TensorFlow Model Zooにある学習済みモデルをMovidiusで動かす( Inception-V3とMobileNet V1)
方法
ここに書いてある。 https://movidius.github.io/ncsdk/tf_modelzoo.html
ソースを落としてくる。
git clone https://github.com/tensorflow/tensorflow.git git clone https://github.com/tensorflow/models.git
学習済みのチェックポイントを落としてくる。
wget -nc http://download.tensorflow.org/models/inception_v3_2016_08_28.tar.gz tar -xvf inception_v3_2016_08_28.tar.gz
GraphDefファイルを出力。
python3 ../models/research/slim/export_inference_graph.py \ --alsologtostderr \ --model_name=inception_v3 \ --batch_size=1 \ --dataset_name=imagenet \ --image_size=299 \ --output_file=inception_v3.pb
グラフのフリーズ。
python3 ../tensorflow/tensorflow/python/tools/freeze_graph.py \ --input_graph=inception_v3.pb \ --input_binary=true \ --input_checkpoint=inception_v3.ckpt \ --output_graph=inception_v3_frozen.pb \ --output_node_name=InceptionV3/Predictions/Reshape_1
mvNCCompile -s 12 inception_v3_frozen.pb -in=input -on=InceptionV3/Predictions/Reshape_1
やってみる
フリーズの工程にて
tokunn@tokunn-VirtualBox 16:13:16 [~/Documents/MovidiusTensorflow/use_modelzoo/inceptionV3] $ python3 ~/Documents/source/tensorflow/tensorflow/python/tools/freeze_graph.py \ > --input_graph=inception_v3.pb \ --input_binary=true \ --input_checkpoint=inception_v3.ckpt \ --output_graph=inception_v3_frozen.pb \ --output_node_name=InceptionV3/Predictions/Reshape_1 Traceback (most recent call last): File "/home/tokunn/Documents/source/tensorflow/tensorflow/python/tools/freeze_graph.py", line 58, in <module> from tensorflow.python.training import checkpoint_management ImportError: cannot import name 'checkpoint_management'
動かない。
バグらしい。 https://github.com/tensorflow/tensorflow/issues/22019
いつも通りパッチを当てる。
58d57 < from tensorflow.python.training import checkpoint_management 59a59 > import tensorflow as tf 127c127 < not checkpoint_management.checkpoint_exists(input_checkpoint)): --- > not tf.train.checkpoint_exists(input_checkpoint)):
無事にfrozenなのが出力された。

════════

指示:
上にあるMovidiusで学習済みモデルを動かす記事を、最後の文「無事にfrozenなのが出力された。」の次から書き継いでください。

════════

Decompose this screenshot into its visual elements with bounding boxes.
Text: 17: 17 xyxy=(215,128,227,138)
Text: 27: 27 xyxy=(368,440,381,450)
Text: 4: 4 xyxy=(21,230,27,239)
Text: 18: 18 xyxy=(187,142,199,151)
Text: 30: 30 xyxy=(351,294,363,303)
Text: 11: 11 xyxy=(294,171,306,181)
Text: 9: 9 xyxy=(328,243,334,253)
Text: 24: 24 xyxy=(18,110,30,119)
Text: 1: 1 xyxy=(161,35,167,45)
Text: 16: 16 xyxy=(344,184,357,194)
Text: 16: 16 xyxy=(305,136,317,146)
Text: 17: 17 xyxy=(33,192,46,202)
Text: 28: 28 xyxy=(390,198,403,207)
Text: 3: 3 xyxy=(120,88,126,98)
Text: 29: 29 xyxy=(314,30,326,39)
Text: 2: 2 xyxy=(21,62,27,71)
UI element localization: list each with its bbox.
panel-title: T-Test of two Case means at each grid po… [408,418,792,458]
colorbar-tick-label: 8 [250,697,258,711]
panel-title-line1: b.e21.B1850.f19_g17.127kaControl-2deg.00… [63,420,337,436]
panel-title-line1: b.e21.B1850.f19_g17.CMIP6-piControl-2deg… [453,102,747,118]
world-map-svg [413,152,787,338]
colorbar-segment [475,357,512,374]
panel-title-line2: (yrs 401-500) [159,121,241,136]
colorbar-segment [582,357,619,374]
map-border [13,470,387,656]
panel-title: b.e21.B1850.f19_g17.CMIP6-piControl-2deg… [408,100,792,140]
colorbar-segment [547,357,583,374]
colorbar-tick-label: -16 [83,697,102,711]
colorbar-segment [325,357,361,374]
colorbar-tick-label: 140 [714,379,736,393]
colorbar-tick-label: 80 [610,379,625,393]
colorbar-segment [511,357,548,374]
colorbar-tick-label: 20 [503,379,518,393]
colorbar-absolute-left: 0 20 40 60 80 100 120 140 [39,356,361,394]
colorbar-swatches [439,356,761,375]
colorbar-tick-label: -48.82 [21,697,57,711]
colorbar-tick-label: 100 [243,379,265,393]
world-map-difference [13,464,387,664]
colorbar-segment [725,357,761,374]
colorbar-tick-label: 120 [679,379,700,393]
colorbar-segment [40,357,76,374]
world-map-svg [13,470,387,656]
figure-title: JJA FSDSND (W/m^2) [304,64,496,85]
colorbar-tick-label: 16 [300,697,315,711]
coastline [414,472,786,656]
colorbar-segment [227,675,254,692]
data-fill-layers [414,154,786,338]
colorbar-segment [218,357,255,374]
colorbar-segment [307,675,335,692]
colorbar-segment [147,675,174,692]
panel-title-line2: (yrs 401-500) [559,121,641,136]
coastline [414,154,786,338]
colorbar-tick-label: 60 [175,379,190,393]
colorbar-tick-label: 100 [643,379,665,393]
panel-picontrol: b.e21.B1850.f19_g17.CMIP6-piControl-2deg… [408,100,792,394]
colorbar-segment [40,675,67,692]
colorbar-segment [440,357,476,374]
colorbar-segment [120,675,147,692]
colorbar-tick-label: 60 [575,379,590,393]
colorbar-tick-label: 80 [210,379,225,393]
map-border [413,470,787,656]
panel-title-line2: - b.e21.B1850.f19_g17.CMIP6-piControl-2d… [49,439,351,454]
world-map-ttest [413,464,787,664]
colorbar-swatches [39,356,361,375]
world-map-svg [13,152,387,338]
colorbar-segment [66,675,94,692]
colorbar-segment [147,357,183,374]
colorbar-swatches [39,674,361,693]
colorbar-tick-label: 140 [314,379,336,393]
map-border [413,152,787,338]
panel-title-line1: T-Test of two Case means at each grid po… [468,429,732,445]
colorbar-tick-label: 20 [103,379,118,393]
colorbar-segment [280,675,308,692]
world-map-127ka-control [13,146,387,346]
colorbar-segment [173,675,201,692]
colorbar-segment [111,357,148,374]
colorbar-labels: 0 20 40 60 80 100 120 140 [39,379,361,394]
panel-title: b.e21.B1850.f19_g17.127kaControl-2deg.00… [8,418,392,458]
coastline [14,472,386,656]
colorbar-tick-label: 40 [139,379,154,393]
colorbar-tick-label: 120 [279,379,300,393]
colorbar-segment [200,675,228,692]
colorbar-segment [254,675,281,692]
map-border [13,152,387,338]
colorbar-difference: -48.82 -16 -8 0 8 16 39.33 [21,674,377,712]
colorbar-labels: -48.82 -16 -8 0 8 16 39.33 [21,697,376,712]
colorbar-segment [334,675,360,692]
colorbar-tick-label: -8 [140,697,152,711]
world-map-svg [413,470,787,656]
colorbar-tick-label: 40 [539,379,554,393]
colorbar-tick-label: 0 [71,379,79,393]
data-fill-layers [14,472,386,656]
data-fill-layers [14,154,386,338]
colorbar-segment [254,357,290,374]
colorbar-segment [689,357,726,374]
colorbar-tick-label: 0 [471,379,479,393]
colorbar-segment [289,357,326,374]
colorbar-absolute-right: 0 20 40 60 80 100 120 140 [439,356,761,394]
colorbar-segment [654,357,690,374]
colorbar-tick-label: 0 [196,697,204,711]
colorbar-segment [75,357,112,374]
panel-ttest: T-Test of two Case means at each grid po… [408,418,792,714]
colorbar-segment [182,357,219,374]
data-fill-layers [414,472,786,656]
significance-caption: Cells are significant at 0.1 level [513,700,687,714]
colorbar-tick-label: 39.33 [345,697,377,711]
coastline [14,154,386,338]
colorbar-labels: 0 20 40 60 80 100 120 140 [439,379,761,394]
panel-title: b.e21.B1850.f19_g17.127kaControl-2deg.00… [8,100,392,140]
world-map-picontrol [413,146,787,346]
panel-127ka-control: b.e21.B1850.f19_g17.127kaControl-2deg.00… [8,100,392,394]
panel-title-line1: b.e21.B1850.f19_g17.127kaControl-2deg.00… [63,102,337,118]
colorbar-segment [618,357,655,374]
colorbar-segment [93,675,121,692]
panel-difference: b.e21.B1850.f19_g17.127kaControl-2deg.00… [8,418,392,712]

════════

結果:
mvNCCheckで
tokunn@nanase 7:41:25 [~] $ mvNCCheck -s 12 inception_v3_frozen.pb -in=input -on=InceptionV3/Predictions/Reshape_1 2>/dev/null mvNCCheck v02.00, Copyright @ Movidius Ltd 2016 Result: (1, 1, 1001) 1) 22 0.1576 2) 93 0.1223 3) 95 0.0448 4) 23 0.03558 5) 24 0.02771 Expected: (1, 1001) 1) 22 0.1599765 2) 93 0.12189513 3) 95 0.04604088 4) 23 0.03503471 5) 24 0.02783106 ------------------------------------------------------------ Obtained values ------------------------------------------------------------ Obtained Min Pixel Accuracy: 1.4900462701916695% (max allowed=2%), Pass Obtained Average Pixel Accuracy: 0.01522512175142765% (max allowed=1%), Pass Obtained Percentage of wrong values: 0.0% (max allowed=0%), Pass Obtained Pixel-wise L2 error: 0.06495287965302322% (max allowed=1%), Pass Obtained Global Sum Difference: 0.02438097447156906 ------------------------------------------------------------
問題なく動作した。
ほかのネットワークもやってみる (Mobilent V1)
ネットワークのリスト https://github.com/tensorflow/models/tree/master/research/slim/nets
重みのリスト https://github.com/tensorflow/models/tree/master/research/slim
モデルの準備
ネットワーク名はmobilenet_v1
重みは http://download.tensorflow.org/models/mobilenet_v1_2018_02_22/mobilenet_v1_0.5_160.tgz
なんか重みをダウンロードしたらmobilenet_v1_0.5_160_frozen.pb
も入ってた。
あとはコンパイルするだけ。
インプット/アウトプットノードの捜索
.pbファイルからノードを探す。
コードは添付。
結果
tokunn@tokunn-VirtualBox 17:02:17 [~/Documents/MovidiusTensorflow/use_modelzoo/mobilenet_v1/getnodename_pb.py] $ python3 getnodename_pb.py | grep input input , Placeholder tokunn@tokunn-VirtualBox 17:03:10 [~/Documents/MovidiusTensorflow/use_modelzoo/mobilenet_v1/getnodename_pb.py] $ python3 getnodename_pb.py | grep Predictions MobilenetV1/Predictions/Reshape_1 , Reshape
おそらくこのinput
とMobilenetV1/Predictions/Reshape_1
であろう。
コンパイル
ここまでは素直に来たのでコンパイル。
mvNCCompile -s 12 mobilenet_v1_0.5_160_frozen.pb -in=input -on=MobilenetV1/Predictions/Reshape_1
やっぱり終わらないエラーとの闘い。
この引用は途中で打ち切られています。